» **Using the information**:
**A)** Copy the omeprazole passage word for word between "Side Effects of" and "high dose) (4)", inclusive.
**B)** Pick up the omeprazole passage after its final sentence and keep writing it.

» **Selected extract**:
Among the 20% of Americans who suffer from GERD (gastroesophageal reflux disease), many reach for omeprazole—also known as Prilosec—for relief (1).

It’s a type of drug called a PPI, or proton pump inhibitor. A PPI helps curb symptoms of acid reflux, a common occurrence associated with GERD, by reducing the amount of acid your stomach produces. PPIs have been around since 1981, and are available by prescription or in over-the-counter form.

While omeprazole is especially popular among people suffering from GERD, it is also used for managing ulcers, certain stomach infections, conditions that cause excess stomach acid, and esophagitis. It’s estimated that as many as 15 million Americans take PPIs.

However, most doctors recommend that people only take PPIs for short periods of time. They only treat symptoms of GERD. They don’t resolve the root cause of the disease, and long-term use of the drug is associated with a range of health risks (2).

Side Effects of Omeprazole

While many people take omeprazole without experiencing side effects, there is a risk of the following (3):

  • Nausea
  • Vomiting
  • Headache
  • Diarrhea


Omeprazole may also increase the risk of the following health concerns:

  • Spine and Wrist Fractures in Postmenopausal People (especially if you’ve been taking it for over a year or at a high dose) (4)
  • Pneumonia (5)
  • Deficiencies of Vitamin B12 or Magnesium (6)
  • Bacterial Colon Inflammation


Long-term use of omeprazole also comes along with a more serious set of risks. This is one of the reasons that experts usually suggest only taking PPIs for 4 to 8 weeks unless your doctor says otherwise. Long-term omeprazole use may increase the risk of gastric cancer and chronic kidney disease, or even an increased risk of mortality (7, 8, 9).

Unfortunately, omeprazole also comes with another downside: the difficulty of quitting the drug. Many people who stop taking PPIs experience a rebound in stomach acid production, even if their GERD is under control and being treated (10, 11). Experts advise that after quitting, people may experience acid reflux symptoms for about two weeks. After that, the rebound hyperacidity will usually resolve and you’ll feel like yourself again.

Interactions of Omeprazole

An important thing to note is that omeprazole can interact with the blood thinner Plavix and reduce its effectiveness, so avoid taking these two drugs together. Other drugs that should not be taken with omeprazole include:

  • Clopidogrel
  • Nelfinavir
  • Rifampin
  • Delavirdine
  • Rilpivirine
  • St. John’s wort
  • Risedronate
Wooden spoon filled with capsules of St. John's Wort with St. John's Wort flower beside it.

If you take other medications and are considering taking a PPI, always check with your doctor first. Some drugs may interact with omeprazole but can still be taken with them, but in this case, you’ll want your doctor to know so that you can monitor for any potential issues.

Other PPI Medications Like Omeprazole

There are other PPIs that work like omeprazole. Some are available over the counter, and others require a prescription. They include:

  • Esomeprazole (Nexium)
  • Lansoprazole (Prevacid)
  • Pantoprazole sodium (Protonix)
  • Rabeprazole sodium (Aciphex)

» **Source information**:
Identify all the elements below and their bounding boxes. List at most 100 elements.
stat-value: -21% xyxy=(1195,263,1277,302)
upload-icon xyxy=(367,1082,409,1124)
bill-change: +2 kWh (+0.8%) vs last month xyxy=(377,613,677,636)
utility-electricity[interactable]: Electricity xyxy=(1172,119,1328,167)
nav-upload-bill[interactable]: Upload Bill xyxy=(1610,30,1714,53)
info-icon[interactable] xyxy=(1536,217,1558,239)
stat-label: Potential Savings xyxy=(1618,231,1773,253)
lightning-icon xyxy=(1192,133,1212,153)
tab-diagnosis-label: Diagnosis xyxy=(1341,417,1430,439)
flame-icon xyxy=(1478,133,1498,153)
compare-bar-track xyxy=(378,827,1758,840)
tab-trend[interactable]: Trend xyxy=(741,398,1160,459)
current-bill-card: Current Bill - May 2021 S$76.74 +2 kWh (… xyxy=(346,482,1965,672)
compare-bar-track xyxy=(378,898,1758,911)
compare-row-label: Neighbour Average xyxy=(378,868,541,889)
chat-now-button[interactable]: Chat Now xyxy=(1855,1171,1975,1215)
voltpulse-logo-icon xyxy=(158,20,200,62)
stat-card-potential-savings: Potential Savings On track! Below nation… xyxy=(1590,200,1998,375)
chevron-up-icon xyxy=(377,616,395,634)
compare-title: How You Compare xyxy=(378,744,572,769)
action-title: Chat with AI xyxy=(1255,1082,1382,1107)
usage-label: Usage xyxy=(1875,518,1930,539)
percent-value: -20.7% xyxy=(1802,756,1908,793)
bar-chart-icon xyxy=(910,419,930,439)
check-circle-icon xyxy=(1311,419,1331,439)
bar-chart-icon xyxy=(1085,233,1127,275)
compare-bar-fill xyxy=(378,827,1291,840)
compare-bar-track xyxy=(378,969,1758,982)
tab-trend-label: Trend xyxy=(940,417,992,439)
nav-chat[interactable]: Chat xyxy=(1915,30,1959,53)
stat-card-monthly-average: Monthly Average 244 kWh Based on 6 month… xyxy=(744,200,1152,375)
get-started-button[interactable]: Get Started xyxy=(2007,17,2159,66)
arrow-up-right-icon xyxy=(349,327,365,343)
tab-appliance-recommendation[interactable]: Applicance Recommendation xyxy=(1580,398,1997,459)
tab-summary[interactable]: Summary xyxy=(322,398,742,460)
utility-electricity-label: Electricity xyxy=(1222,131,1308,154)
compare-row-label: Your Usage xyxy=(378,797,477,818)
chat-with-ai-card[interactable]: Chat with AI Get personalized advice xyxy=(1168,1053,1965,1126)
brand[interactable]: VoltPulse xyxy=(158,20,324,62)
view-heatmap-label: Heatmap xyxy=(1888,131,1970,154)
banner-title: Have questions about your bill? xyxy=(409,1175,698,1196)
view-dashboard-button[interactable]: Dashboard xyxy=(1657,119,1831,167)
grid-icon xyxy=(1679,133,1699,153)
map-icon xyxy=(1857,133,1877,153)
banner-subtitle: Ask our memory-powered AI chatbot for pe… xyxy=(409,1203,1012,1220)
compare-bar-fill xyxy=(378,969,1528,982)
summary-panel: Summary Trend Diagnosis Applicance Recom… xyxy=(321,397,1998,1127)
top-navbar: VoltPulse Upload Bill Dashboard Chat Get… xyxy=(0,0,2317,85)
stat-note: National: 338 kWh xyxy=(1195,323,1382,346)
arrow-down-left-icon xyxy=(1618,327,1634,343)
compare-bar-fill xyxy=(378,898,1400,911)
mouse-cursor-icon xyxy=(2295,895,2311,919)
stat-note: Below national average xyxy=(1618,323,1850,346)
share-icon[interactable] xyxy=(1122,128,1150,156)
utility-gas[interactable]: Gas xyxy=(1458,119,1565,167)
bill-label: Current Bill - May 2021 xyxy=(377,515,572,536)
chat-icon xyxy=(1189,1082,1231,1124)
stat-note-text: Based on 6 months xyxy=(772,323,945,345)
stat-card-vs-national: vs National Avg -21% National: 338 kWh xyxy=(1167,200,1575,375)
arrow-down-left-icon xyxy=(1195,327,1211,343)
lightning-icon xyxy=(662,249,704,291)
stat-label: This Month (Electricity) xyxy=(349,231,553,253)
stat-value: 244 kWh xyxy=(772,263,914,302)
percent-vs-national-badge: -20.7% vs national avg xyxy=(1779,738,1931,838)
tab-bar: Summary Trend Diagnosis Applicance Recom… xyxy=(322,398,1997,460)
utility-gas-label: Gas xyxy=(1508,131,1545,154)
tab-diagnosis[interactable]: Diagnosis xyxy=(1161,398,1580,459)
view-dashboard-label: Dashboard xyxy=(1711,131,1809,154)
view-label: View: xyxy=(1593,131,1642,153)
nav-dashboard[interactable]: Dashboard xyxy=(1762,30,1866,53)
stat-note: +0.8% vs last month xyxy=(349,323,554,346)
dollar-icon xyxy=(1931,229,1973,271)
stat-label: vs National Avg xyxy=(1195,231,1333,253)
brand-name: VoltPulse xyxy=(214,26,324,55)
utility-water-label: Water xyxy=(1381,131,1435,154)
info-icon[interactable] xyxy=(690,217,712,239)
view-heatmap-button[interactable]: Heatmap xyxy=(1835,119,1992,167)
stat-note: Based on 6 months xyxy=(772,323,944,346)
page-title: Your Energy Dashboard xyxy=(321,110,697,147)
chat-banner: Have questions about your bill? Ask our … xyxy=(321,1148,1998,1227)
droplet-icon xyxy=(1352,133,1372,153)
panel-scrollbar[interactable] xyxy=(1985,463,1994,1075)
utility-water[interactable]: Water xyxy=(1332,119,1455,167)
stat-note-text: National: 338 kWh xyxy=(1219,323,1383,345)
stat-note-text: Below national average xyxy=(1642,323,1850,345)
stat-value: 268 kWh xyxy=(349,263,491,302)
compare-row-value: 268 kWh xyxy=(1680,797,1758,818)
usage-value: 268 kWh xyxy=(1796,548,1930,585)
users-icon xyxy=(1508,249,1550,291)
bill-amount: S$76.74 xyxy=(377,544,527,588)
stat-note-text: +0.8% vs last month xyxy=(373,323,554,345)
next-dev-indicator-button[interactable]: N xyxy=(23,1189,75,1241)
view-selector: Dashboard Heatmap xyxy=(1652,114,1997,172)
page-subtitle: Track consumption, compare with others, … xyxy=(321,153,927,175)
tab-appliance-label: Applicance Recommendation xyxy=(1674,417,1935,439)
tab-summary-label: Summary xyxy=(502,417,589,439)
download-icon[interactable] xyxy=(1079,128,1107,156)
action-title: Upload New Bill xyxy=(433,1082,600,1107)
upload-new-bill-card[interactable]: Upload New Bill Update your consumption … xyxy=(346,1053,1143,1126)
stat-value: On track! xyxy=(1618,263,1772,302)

» **Answers to the problems**:
**A)**
Side Effects of Omeprazole

While many people take omeprazole without experiencing side effects, there is a risk of the following (3):

  • Nausea
  • Vomiting
  • Headache
  • Diarrhea


Omeprazole may also increase the risk of the following health concerns:

  • Spine and Wrist Fractures in Postmenopausal People (especially if you’ve been taking it for over a year or at a high dose) (4)

**B)**
  • Dexlansoprazole (Dexilant, Kapidex)

Safe, Natural Alternatives to Omeprazole

If you’re looking to stop taking PPIs, there are natural alternatives that may help get to the root causes of GERD.

A great line of defense against acid reflux is regularly taking probiotics. These healthy gut bacteria can keep your microbiome functioning more smoothly. Research has found that probiotics may decrease acid reflux symptoms and reduce your risk of relapse (12, 13).

Probiotics are an especially great option for people who are coming off long-term use of PPIs, or still taking them. One study found that probiotics could reduce the risk of changes to your gut flora that are caused by long-term use of PPIs (14).

NativePath Probiotics, which feature a custom blend of prebiotic fiber and ten of the most popular probiotic strains, are a simple way to get your symptoms on track. For best results, take one capsule daily before or during a meal.

Other potential alternatives include an HCL supplement, which can help increase your stomach acid (surprisingly, low stomach acid can actually cause heartburn!) (15, 16). HCL supplements that include pepsin are especially helpful, as pepsin can help your stomach digest food more easily (17, 18).

Some people with GERD also reduce symptoms with Iberogast, an herbal blend that can ease symptoms of indigestion, heartburn, and stomach pain—all without a stomach acid flare-up (19, 20).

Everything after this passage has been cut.